- **STATED EXERCISE**: Reproduce the material in full, exactly as written.
--- Begin EXTRACTED INFORMATION ---
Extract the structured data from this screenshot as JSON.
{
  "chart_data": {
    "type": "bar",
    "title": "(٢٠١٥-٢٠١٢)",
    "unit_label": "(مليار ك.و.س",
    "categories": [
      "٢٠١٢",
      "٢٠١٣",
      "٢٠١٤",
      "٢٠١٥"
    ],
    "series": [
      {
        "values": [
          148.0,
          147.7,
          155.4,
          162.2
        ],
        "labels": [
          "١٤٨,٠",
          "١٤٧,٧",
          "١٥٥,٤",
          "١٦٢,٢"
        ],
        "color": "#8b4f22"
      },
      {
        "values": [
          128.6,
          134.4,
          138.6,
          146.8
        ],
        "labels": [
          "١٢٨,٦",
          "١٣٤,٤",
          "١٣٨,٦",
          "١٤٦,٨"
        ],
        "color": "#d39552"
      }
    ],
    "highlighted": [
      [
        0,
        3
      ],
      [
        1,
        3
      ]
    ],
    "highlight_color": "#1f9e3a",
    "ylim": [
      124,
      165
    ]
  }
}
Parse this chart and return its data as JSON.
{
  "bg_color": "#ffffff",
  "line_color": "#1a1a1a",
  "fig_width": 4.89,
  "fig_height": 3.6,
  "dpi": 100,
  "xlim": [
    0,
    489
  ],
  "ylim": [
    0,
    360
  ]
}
--- End EXTRACTED INFORMATION ---
- **WORKED SOLUTION**:
Extract the structured data from this screenshot as JSON.
{
  "chart_data": {
    "type": "bar",
    "title": "(٢٠١٥-٢٠١٢)",
    "unit_label": "(مليار ك.و.س",
    "categories": [
      "٢٠١٢",
      "٢٠١٣",
      "٢٠١٤",
      "٢٠١٥"
    ],
    "series": [
      {
        "values": [
          148.0,
          147.7,
          155.4,
          162.2
        ],
        "labels": [
          "١٤٨,٠",
          "١٤٧,٧",
          "١٥٥,٤",
          "١٦٢,٢"
        ],
        "color": "#8b4f22"
      },
      {
        "values": [
          128.6,
          134.4,
          138.6,
          146.8
        ],
        "labels": [
          "١٢٨,٦",
          "١٣٤,٤",
          "١٣٨,٦",
          "١٤٦,٨"
        ],
        "color": "#d39552"
      }
    ],
    "highlighted": [
      [
        0,
        3
      ],
      [
        1,
        3
      ]
    ],
    "highlight_color": "#1f9e3a",
    "ylim": [
      124,
      165
    ]
  }
}
Parse this chart and return its data as JSON.
{
  "bg_color": "#ffffff",
  "line_color": "#1a1a1a",
  "fig_width": 4.89,
  "fig_height": 3.6,
  "dpi": 100,
  "xlim": [
    0,
    489
  ],
  "ylim": [
    0,
    360
  ]
}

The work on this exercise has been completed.